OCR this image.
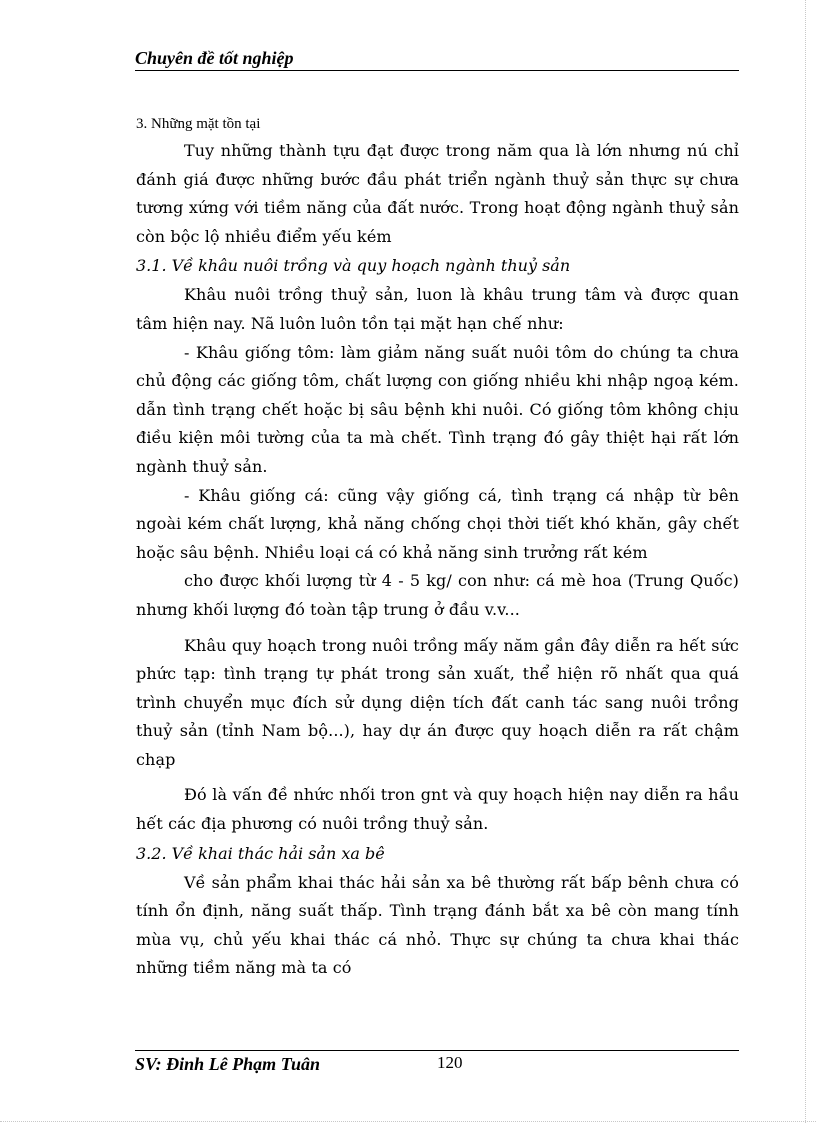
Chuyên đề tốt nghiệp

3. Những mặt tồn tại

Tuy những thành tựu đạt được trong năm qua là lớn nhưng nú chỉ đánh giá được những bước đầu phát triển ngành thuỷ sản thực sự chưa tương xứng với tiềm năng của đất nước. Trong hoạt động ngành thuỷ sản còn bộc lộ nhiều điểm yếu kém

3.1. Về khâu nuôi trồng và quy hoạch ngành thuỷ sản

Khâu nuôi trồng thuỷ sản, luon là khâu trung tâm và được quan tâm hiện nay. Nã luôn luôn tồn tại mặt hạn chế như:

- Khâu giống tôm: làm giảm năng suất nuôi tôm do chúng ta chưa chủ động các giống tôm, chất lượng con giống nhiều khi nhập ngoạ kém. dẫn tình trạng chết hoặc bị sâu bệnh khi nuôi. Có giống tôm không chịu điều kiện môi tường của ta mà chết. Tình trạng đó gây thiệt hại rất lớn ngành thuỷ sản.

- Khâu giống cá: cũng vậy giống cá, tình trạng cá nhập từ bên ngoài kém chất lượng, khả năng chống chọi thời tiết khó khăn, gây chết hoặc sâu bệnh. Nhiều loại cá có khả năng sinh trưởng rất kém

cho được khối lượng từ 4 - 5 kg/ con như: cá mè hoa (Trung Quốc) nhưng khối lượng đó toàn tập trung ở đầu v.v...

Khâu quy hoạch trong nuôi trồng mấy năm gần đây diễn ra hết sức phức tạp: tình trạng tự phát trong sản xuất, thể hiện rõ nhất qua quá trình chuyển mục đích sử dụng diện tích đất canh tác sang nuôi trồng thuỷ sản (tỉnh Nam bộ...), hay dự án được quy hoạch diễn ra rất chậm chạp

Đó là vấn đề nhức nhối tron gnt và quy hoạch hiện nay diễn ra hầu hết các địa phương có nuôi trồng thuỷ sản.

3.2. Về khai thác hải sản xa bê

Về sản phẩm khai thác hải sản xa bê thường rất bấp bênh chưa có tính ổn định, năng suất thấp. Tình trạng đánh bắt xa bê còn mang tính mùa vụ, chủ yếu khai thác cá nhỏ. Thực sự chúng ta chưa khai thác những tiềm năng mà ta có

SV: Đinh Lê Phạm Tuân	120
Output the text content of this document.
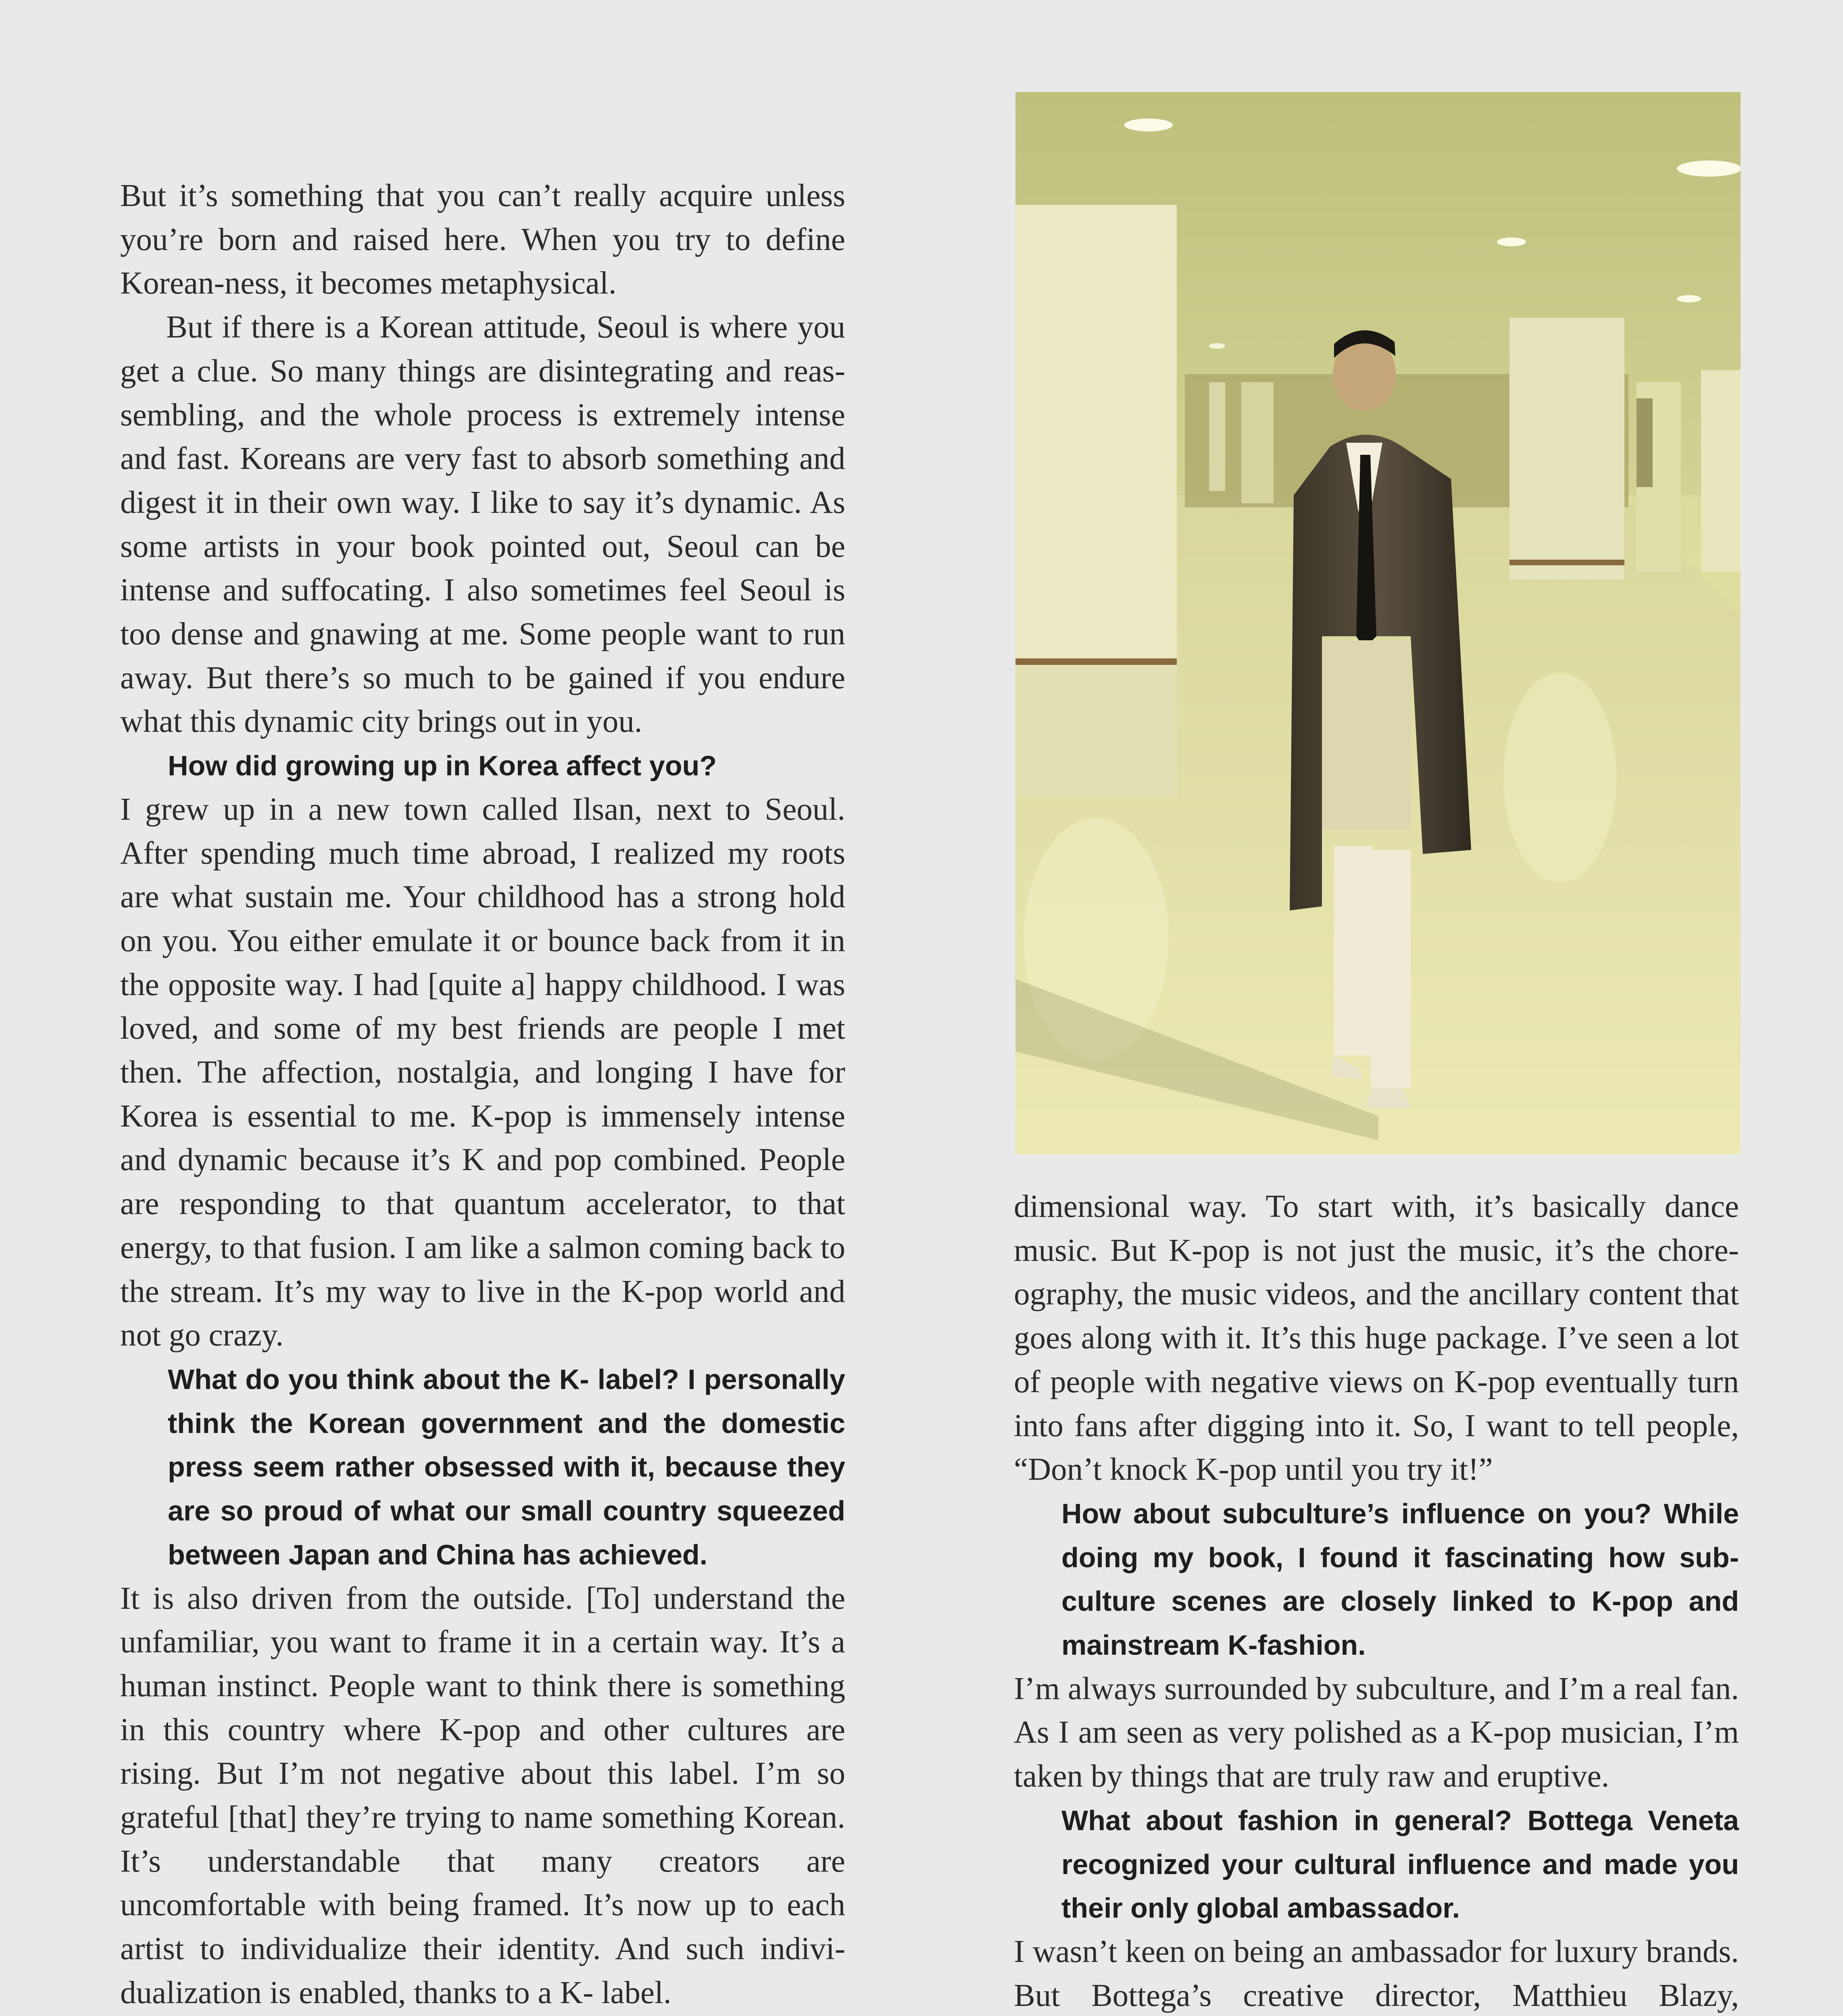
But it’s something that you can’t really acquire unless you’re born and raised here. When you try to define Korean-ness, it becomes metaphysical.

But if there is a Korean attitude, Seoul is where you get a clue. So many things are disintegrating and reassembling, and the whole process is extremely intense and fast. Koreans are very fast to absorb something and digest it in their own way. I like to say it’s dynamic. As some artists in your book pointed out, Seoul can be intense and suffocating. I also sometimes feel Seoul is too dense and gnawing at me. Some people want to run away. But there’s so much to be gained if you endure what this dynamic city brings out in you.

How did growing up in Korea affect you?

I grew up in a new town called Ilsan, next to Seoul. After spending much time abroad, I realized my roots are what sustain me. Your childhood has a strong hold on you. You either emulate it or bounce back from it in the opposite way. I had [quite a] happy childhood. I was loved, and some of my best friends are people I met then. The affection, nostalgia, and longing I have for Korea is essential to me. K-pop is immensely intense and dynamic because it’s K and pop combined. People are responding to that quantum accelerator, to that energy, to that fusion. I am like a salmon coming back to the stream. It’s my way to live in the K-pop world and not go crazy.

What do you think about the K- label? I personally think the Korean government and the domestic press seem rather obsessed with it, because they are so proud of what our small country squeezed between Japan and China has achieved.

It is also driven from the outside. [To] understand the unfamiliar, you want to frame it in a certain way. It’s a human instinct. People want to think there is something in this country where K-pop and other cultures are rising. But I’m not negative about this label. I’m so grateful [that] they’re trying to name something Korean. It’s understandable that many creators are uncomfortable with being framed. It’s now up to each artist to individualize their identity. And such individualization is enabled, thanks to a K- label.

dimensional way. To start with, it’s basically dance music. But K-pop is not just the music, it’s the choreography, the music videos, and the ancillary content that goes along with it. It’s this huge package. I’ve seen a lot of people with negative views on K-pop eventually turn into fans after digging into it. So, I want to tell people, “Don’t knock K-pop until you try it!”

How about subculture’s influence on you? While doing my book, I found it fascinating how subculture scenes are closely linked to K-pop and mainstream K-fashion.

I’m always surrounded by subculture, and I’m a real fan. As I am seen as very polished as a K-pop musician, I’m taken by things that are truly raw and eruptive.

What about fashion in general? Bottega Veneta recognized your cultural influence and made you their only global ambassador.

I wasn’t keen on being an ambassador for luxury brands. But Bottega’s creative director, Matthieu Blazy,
⁂
Without the pictures, return the entries exactly as they appear.

Exercise output:
OCR this image.
Chuyên đề tốt nghiệp

3. Những mặt tồn tại

Tuy những thành tựu đạt được trong năm qua là lớn nhưng nú chỉ đánh giá được những bước đầu phát triển ngành thuỷ sản thực sự chưa tương xứng với tiềm năng của đất nước. Trong hoạt động ngành thuỷ sản còn bộc lộ nhiều điểm yếu kém

3.1. Về khâu nuôi trồng và quy hoạch ngành thuỷ sản

Khâu nuôi trồng thuỷ sản, luon là khâu trung tâm và được quan tâm hiện nay. Nã luôn luôn tồn tại mặt hạn chế như:

- Khâu giống tôm: làm giảm năng suất nuôi tôm do chúng ta chưa chủ động các giống tôm, chất lượng con giống nhiều khi nhập ngoạ kém. dẫn tình trạng chết hoặc bị sâu bệnh khi nuôi. Có giống tôm không chịu điều kiện môi tường của ta mà chết. Tình trạng đó gây thiệt hại rất lớn ngành thuỷ sản.

- Khâu giống cá: cũng vậy giống cá, tình trạng cá nhập từ bên ngoài kém chất lượng, khả năng chống chọi thời tiết khó khăn, gây chết hoặc sâu bệnh. Nhiều loại cá có khả năng sinh trưởng rất kém

cho được khối lượng từ 4 - 5 kg/ con như: cá mè hoa (Trung Quốc) nhưng khối lượng đó toàn tập trung ở đầu v.v...

Khâu quy hoạch trong nuôi trồng mấy năm gần đây diễn ra hết sức phức tạp: tình trạng tự phát trong sản xuất, thể hiện rõ nhất qua quá trình chuyển mục đích sử dụng diện tích đất canh tác sang nuôi trồng thuỷ sản (tỉnh Nam bộ...), hay dự án được quy hoạch diễn ra rất chậm chạp

Đó là vấn đề nhức nhối tron gnt và quy hoạch hiện nay diễn ra hầu hết các địa phương có nuôi trồng thuỷ sản.

3.2. Về khai thác hải sản xa bê

Về sản phẩm khai thác hải sản xa bê thường rất bấp bênh chưa có tính ổn định, năng suất thấp. Tình trạng đánh bắt xa bê còn mang tính mùa vụ, chủ yếu khai thác cá nhỏ. Thực sự chúng ta chưa khai thác những tiềm năng mà ta có

SV: Đinh Lê Phạm Tuân	120
Output the text content of this document.
But it’s something that you can’t really acquire unless you’re born and raised here. When you try to define Korean-ness, it becomes metaphysical.

But if there is a Korean attitude, Seoul is where you get a clue. So many things are disintegrating and reassembling, and the whole process is extremely intense and fast. Koreans are very fast to absorb something and digest it in their own way. I like to say it’s dynamic. As some artists in your book pointed out, Seoul can be intense and suffocating. I also sometimes feel Seoul is too dense and gnawing at me. Some people want to run away. But there’s so much to be gained if you endure what this dynamic city brings out in you.

How did growing up in Korea affect you?

I grew up in a new town called Ilsan, next to Seoul. After spending much time abroad, I realized my roots are what sustain me. Your childhood has a strong hold on you. You either emulate it or bounce back from it in the opposite way. I had [quite a] happy childhood. I was loved, and some of my best friends are people I met then. The affection, nostalgia, and longing I have for Korea is essential to me. K-pop is immensely intense and dynamic because it’s K and pop combined. People are responding to that quantum accelerator, to that energy, to that fusion. I am like a salmon coming back to the stream. It’s my way to live in the K-pop world and not go crazy.

What do you think about the K- label? I personally think the Korean government and the domestic press seem rather obsessed with it, because they are so proud of what our small country squeezed between Japan and China has achieved.

It is also driven from the outside. [To] understand the unfamiliar, you want to frame it in a certain way. It’s a human instinct. People want to think there is something in this country where K-pop and other cultures are rising. But I’m not negative about this label. I’m so grateful [that] they’re trying to name something Korean. It’s understandable that many creators are uncomfortable with being framed. It’s now up to each artist to individualize their identity. And such individualization is enabled, thanks to a K- label.

dimensional way. To start with, it’s basically dance music. But K-pop is not just the music, it’s the choreography, the music videos, and the ancillary content that goes along with it. It’s this huge package. I’ve seen a lot of people with negative views on K-pop eventually turn into fans after digging into it. So, I want to tell people, “Don’t knock K-pop until you try it!”

How about subculture’s influence on you? While doing my book, I found it fascinating how subculture scenes are closely linked to K-pop and mainstream K-fashion.

I’m always surrounded by subculture, and I’m a real fan. As I am seen as very polished as a K-pop musician, I’m taken by things that are truly raw and eruptive.

What about fashion in general? Bottega Veneta recognized your cultural influence and made you their only global ambassador.

I wasn’t keen on being an ambassador for luxury brands. But Bottega’s creative director, Matthieu Blazy,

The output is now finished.